Items from a dataset:
※

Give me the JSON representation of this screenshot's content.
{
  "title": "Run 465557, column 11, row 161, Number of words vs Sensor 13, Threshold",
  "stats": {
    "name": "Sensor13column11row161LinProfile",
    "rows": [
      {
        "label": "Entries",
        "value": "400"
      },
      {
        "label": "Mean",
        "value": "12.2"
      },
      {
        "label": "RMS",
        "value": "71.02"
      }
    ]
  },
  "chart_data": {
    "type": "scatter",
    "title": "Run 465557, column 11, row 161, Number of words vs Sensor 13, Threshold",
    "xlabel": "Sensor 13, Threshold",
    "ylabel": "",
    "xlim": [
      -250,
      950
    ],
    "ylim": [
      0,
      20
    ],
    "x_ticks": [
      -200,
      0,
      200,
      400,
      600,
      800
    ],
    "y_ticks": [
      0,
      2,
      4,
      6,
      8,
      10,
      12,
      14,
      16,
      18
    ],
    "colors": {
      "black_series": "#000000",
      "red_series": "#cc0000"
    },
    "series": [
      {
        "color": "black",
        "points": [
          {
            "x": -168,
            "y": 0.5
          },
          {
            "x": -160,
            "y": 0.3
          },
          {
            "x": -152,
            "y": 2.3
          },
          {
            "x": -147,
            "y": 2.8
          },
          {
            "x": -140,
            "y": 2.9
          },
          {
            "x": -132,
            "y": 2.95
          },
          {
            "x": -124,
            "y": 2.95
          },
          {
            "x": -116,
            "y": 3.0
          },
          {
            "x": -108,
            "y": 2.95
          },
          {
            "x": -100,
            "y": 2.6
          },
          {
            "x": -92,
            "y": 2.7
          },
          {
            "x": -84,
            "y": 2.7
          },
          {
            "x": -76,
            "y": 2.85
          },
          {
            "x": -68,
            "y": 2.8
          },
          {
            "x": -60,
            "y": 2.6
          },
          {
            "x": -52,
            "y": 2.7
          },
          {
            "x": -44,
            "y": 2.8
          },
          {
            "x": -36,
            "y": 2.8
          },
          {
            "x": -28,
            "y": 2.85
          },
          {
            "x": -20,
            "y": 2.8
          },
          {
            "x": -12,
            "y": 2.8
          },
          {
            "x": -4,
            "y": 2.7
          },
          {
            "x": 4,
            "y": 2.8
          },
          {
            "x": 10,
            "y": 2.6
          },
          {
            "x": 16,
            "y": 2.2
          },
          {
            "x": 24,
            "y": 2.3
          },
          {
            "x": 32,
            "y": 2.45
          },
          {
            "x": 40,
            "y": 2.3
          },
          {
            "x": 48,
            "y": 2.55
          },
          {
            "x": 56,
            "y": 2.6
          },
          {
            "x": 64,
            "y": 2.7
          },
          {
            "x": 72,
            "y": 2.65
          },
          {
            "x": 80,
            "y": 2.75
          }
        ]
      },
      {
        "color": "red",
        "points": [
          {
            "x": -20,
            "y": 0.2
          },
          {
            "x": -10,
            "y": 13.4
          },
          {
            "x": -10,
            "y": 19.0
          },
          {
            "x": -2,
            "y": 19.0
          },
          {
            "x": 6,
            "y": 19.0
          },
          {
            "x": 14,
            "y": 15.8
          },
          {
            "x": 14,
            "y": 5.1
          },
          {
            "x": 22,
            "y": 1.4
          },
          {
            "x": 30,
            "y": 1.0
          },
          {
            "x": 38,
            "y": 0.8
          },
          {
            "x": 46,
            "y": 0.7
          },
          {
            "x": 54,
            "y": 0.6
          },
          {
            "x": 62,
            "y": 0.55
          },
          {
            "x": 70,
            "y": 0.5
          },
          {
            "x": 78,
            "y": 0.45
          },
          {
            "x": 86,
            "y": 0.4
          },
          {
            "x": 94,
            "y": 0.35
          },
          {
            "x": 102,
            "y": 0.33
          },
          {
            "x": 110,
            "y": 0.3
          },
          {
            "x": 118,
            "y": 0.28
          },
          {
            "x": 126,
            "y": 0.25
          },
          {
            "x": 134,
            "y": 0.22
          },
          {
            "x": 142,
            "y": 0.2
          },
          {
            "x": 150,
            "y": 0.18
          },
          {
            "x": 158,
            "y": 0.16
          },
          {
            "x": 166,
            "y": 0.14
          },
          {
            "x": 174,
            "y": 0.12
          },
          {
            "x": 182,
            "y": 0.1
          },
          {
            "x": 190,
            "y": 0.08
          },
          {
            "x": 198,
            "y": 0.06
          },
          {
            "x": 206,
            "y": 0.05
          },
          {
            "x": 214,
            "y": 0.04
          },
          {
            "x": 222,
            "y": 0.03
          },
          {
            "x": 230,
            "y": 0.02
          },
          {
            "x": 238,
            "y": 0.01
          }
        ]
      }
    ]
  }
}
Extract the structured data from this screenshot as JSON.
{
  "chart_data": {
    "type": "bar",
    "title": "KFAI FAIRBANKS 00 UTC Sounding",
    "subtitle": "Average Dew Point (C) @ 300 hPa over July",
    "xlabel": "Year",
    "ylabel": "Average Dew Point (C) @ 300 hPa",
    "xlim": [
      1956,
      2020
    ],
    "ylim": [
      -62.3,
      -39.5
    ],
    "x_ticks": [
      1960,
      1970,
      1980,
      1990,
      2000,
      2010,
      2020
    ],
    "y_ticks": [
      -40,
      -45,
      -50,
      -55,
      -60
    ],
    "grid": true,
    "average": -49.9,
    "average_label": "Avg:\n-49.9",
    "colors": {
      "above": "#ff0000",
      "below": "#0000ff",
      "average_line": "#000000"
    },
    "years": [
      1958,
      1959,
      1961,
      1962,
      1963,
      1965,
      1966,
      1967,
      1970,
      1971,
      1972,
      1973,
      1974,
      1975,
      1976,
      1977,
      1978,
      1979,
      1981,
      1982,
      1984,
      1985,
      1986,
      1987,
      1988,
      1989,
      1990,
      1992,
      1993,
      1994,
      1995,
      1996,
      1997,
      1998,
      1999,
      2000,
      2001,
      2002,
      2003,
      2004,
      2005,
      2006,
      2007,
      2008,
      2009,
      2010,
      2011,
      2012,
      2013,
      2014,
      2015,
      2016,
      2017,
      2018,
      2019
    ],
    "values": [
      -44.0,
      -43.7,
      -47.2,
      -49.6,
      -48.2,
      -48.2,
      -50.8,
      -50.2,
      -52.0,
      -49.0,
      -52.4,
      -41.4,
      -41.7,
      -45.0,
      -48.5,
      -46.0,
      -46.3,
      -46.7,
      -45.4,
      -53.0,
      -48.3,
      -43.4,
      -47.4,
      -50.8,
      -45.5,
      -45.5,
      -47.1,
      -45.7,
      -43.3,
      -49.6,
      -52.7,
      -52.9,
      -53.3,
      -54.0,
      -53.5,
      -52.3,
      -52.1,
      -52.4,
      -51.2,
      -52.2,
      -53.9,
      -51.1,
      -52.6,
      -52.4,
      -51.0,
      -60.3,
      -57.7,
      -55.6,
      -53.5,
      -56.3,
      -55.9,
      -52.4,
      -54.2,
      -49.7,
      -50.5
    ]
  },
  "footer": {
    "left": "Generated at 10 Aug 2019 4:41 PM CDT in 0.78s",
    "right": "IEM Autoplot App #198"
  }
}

※

> _Instructions to follow_: Gather all the lines that include the word "JSON" and copy them out.

> _Problem solution_:
Give me the JSON representation of this screenshot's content.
Extract the structured data from this screenshot as JSON.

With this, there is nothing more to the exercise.